[Data]
######
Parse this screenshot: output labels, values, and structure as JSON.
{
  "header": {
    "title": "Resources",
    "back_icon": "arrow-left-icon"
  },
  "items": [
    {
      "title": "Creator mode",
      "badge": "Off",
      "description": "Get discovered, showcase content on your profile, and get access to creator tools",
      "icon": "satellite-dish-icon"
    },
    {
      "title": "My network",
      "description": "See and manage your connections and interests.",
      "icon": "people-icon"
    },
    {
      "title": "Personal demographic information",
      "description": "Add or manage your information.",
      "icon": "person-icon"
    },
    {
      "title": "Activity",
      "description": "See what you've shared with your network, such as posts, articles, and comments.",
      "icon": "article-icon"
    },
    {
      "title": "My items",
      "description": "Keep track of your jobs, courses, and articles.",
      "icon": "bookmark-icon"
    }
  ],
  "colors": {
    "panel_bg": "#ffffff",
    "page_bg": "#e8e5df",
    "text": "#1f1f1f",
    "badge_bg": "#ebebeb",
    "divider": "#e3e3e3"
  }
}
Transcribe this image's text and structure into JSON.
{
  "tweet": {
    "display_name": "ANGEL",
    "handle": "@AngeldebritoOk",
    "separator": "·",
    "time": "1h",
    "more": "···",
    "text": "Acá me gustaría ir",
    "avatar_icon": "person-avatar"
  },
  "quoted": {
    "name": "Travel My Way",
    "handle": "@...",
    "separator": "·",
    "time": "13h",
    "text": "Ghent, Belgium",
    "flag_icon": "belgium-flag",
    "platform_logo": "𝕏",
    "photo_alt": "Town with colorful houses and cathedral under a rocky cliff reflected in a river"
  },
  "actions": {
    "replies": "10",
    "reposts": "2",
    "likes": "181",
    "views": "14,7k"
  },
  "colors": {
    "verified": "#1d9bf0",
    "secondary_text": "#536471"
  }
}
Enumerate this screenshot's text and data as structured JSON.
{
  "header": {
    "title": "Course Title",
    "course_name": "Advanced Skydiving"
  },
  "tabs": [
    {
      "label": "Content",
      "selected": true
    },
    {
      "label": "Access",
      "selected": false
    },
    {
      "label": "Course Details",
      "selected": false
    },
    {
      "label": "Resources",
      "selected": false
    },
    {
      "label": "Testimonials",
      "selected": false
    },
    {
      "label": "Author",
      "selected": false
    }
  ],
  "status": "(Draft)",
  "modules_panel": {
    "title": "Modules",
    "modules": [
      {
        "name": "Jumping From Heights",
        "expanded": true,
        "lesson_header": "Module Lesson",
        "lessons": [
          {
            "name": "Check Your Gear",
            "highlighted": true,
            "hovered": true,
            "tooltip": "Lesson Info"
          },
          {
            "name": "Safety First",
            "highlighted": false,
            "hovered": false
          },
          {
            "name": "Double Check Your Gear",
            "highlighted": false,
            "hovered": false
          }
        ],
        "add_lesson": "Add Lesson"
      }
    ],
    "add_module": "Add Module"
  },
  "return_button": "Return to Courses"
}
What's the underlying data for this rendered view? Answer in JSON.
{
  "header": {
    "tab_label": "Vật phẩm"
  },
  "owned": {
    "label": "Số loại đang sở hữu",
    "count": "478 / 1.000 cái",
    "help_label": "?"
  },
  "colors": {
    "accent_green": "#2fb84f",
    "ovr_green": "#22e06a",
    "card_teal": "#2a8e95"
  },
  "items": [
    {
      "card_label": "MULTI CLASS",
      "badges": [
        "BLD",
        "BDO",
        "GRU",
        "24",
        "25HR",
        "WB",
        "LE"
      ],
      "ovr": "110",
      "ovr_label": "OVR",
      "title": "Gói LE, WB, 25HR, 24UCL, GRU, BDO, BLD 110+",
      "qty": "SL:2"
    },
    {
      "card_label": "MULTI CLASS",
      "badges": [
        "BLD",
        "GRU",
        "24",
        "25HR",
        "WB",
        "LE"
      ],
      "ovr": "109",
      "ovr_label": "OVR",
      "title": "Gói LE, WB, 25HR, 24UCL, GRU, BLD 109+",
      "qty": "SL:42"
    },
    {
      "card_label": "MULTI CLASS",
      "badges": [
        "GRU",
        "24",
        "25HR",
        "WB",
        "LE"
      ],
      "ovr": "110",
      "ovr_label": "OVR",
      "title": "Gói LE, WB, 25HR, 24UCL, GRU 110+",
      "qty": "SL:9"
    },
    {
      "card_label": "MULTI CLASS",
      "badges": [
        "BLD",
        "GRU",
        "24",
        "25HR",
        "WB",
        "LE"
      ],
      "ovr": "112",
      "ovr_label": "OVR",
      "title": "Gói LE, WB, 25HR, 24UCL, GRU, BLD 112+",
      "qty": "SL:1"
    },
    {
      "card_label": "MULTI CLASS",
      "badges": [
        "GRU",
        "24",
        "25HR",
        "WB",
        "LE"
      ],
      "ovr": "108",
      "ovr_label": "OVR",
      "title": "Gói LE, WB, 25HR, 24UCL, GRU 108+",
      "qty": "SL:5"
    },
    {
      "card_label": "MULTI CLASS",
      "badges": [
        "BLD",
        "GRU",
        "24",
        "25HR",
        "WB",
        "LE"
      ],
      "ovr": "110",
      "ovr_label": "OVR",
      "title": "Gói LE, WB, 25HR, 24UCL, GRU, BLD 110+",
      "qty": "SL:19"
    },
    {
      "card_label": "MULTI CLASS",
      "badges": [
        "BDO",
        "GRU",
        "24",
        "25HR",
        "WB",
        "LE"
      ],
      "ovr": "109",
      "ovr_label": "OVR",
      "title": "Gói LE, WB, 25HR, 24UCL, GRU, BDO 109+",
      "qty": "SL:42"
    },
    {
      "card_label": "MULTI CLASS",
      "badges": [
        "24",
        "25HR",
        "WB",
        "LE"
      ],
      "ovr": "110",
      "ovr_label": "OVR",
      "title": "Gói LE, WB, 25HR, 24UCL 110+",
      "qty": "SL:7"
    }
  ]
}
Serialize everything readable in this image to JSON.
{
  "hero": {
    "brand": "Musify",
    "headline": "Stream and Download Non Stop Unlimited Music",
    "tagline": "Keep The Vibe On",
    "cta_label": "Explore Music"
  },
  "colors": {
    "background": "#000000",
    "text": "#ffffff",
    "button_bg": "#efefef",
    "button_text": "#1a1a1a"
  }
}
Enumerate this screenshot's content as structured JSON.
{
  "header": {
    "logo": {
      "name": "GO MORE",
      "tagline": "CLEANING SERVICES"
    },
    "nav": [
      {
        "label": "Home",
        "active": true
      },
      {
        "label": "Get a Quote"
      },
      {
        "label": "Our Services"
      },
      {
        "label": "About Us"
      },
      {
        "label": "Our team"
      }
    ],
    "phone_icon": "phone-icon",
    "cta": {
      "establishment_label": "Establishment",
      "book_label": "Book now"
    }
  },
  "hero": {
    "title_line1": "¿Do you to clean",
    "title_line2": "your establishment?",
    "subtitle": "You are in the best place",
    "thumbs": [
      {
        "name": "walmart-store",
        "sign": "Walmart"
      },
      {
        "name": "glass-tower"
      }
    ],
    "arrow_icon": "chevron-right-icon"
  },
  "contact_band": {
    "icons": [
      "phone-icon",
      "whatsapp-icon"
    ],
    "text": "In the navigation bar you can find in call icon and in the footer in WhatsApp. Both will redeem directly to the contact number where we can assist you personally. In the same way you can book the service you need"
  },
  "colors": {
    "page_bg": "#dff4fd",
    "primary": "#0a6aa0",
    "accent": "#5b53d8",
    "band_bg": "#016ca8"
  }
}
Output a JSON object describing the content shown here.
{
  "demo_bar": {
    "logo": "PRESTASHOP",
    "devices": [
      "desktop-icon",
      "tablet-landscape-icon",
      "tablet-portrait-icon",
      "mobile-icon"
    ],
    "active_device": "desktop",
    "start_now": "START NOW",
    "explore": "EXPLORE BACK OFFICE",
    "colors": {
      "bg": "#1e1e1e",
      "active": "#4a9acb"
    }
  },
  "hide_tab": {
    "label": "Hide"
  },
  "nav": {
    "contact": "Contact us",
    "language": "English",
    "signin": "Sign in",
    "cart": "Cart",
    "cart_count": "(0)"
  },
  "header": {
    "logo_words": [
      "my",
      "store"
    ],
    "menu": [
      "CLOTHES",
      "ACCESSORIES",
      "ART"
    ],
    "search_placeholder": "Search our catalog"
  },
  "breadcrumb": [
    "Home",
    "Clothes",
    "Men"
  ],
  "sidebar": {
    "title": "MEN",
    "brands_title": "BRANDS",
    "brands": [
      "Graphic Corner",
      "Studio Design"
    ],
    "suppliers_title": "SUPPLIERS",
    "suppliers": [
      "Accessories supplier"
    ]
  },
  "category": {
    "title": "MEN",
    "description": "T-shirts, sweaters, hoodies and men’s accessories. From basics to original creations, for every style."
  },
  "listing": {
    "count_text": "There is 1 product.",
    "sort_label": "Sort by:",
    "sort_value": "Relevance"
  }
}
######
Pull out each line of the entries that contains "desktop".

[Reply]
      "desktop-icon",
    "active_device": "desktop",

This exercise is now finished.